- _To be done_
Write out the entries below once more, exactly.

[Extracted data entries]
· · · ·
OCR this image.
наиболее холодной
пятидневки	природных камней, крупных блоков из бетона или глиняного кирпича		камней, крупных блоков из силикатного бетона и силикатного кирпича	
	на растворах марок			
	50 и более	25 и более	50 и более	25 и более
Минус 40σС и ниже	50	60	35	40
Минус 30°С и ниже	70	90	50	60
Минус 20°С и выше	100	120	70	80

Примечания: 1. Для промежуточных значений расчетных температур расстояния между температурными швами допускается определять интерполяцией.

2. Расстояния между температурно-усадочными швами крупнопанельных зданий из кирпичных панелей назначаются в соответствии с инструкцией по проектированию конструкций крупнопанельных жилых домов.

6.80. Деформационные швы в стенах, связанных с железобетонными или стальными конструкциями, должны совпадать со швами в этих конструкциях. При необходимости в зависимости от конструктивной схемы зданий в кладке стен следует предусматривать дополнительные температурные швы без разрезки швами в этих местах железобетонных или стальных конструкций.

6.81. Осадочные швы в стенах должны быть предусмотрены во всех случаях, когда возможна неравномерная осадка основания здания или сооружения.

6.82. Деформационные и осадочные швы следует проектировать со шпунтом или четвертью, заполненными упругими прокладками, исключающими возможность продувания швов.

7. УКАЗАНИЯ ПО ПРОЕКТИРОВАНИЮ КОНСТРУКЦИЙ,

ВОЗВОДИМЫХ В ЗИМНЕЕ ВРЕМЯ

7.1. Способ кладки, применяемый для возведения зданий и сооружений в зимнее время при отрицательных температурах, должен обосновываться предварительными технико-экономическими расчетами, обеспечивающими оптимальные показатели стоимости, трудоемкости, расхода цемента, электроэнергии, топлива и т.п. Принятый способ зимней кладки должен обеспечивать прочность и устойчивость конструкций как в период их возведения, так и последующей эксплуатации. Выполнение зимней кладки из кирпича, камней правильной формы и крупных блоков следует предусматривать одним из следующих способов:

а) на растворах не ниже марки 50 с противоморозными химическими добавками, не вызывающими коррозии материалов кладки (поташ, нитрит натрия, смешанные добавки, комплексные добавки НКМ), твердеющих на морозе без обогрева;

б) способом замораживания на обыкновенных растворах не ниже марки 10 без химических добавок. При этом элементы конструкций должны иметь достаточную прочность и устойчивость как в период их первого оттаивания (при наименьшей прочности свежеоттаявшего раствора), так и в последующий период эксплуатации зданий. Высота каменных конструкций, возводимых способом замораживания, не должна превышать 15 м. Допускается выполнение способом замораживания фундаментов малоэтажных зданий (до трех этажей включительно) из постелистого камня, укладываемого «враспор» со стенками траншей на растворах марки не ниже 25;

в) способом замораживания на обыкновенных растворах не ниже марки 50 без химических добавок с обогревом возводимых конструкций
· · · ·
- _Full output_
OCR this image.
наиболее холодной
пятидневки	природных камней, крупных блоков из бетона или глиняного кирпича		камней, крупных блоков из силикатного бетона и силикатного кирпича	
	на растворах марок			
	50 и более	25 и более	50 и более	25 и более
Минус 40σС и ниже	50	60	35	40
Минус 30°С и ниже	70	90	50	60
Минус 20°С и выше	100	120	70	80

Примечания: 1. Для промежуточных значений расчетных температур расстояния между температурными швами допускается определять интерполяцией.

2. Расстояния между температурно-усадочными швами крупнопанельных зданий из кирпичных панелей назначаются в соответствии с инструкцией по проектированию конструкций крупнопанельных жилых домов.

6.80. Деформационные швы в стенах, связанных с железобетонными или стальными конструкциями, должны совпадать со швами в этих конструкциях. При необходимости в зависимости от конструктивной схемы зданий в кладке стен следует предусматривать дополнительные температурные швы без разрезки швами в этих местах железобетонных или стальных конструкций.

6.81. Осадочные швы в стенах должны быть предусмотрены во всех случаях, когда возможна неравномерная осадка основания здания или сооружения.

6.82. Деформационные и осадочные швы следует проектировать со шпунтом или четвертью, заполненными упругими прокладками, исключающими возможность продувания швов.

7. УКАЗАНИЯ ПО ПРОЕКТИРОВАНИЮ КОНСТРУКЦИЙ,

ВОЗВОДИМЫХ В ЗИМНЕЕ ВРЕМЯ

7.1. Способ кладки, применяемый для возведения зданий и сооружений в зимнее время при отрицательных температурах, должен обосновываться предварительными технико-экономическими расчетами, обеспечивающими оптимальные показатели стоимости, трудоемкости, расхода цемента, электроэнергии, топлива и т.п. Принятый способ зимней кладки должен обеспечивать прочность и устойчивость конструкций как в период их возведения, так и последующей эксплуатации. Выполнение зимней кладки из кирпича, камней правильной формы и крупных блоков следует предусматривать одним из следующих способов:

а) на растворах не ниже марки 50 с противоморозными химическими добавками, не вызывающими коррозии материалов кладки (поташ, нитрит натрия, смешанные добавки, комплексные добавки НКМ), твердеющих на морозе без обогрева;

б) способом замораживания на обыкновенных растворах не ниже марки 10 без химических добавок. При этом элементы конструкций должны иметь достаточную прочность и устойчивость как в период их первого оттаивания (при наименьшей прочности свежеоттаявшего раствора), так и в последующий период эксплуатации зданий. Высота каменных конструкций, возводимых способом замораживания, не должна превышать 15 м. Допускается выполнение способом замораживания фундаментов малоэтажных зданий (до трех этажей включительно) из постелистого камня, укладываемого «враспор» со стенками траншей на растворах марки не ниже 25;

в) способом замораживания на обыкновенных растворах не ниже марки 50 без химических добавок с обогревом возводимых конструкций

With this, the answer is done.